■ WORK TO COMPLETE: Where a line holds "this", copy it.

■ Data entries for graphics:
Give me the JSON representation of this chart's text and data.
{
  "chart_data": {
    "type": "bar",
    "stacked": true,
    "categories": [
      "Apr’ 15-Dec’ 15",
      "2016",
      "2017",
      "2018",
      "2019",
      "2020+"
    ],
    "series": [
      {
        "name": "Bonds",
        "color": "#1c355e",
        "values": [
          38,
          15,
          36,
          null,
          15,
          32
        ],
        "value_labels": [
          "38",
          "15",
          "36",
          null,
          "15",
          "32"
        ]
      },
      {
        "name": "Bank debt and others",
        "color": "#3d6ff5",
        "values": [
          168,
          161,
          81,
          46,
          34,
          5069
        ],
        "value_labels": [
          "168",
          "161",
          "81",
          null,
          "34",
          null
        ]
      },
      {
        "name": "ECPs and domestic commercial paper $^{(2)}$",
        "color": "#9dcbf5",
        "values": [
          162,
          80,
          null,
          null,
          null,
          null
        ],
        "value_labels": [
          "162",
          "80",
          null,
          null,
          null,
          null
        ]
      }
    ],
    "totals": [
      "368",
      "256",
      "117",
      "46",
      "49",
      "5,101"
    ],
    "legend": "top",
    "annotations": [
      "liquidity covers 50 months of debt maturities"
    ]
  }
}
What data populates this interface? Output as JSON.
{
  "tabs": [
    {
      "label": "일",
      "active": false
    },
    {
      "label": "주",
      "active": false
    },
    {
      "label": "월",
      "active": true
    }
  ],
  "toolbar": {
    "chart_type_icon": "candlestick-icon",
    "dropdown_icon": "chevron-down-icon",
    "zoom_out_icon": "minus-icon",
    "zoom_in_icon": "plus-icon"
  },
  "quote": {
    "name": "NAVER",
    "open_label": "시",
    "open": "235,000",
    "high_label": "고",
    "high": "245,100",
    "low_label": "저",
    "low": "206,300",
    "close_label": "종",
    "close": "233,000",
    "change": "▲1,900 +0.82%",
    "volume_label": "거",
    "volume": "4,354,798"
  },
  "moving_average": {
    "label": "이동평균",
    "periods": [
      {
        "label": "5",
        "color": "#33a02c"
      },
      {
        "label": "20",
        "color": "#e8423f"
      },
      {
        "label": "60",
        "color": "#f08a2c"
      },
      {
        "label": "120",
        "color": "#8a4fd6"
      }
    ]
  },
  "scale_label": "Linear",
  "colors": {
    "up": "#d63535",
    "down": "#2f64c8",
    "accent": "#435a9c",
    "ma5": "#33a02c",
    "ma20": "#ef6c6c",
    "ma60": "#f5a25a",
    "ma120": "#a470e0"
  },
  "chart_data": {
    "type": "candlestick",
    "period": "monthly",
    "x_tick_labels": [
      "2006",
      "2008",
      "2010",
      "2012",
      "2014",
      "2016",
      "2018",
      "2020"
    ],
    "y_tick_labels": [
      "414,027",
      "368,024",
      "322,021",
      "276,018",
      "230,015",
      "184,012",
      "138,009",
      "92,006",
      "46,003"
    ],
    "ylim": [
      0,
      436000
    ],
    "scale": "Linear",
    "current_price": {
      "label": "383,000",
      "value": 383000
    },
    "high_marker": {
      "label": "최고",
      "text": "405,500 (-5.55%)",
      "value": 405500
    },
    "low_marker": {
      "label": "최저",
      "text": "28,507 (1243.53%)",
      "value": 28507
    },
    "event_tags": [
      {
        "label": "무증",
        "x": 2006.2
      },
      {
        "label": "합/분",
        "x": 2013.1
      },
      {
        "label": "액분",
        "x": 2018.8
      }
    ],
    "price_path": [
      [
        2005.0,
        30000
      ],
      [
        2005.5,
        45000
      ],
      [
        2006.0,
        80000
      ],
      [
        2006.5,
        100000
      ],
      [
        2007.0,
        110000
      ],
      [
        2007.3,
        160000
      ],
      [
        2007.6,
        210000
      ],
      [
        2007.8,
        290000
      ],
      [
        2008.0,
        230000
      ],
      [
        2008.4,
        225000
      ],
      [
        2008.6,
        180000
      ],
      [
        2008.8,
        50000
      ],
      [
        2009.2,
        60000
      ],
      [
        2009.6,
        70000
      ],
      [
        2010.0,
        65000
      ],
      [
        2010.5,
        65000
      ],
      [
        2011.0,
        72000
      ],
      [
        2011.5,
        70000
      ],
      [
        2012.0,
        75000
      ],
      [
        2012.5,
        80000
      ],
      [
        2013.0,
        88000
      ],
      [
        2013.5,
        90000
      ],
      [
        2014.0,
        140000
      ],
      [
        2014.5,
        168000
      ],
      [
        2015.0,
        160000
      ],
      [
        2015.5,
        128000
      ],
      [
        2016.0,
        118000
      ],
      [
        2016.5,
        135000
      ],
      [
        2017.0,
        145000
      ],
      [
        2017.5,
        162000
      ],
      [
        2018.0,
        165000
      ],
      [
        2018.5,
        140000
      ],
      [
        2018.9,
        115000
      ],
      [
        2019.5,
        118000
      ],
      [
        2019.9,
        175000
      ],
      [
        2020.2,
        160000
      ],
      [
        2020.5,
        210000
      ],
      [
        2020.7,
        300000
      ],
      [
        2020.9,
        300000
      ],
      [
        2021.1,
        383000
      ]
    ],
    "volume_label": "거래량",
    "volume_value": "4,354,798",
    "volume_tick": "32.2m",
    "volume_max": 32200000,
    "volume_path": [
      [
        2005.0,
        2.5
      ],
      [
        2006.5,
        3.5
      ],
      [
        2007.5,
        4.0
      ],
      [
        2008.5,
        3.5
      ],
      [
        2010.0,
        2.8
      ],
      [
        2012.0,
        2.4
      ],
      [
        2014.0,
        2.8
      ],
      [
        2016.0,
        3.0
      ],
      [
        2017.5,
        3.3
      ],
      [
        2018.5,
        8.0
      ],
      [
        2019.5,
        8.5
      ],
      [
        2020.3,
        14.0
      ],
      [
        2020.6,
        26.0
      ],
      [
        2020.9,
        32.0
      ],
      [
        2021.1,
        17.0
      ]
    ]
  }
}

■ FULL SOLUTION:
Give me the JSON representation of this chart's text and data.
What data populates this interface? Output as JSON.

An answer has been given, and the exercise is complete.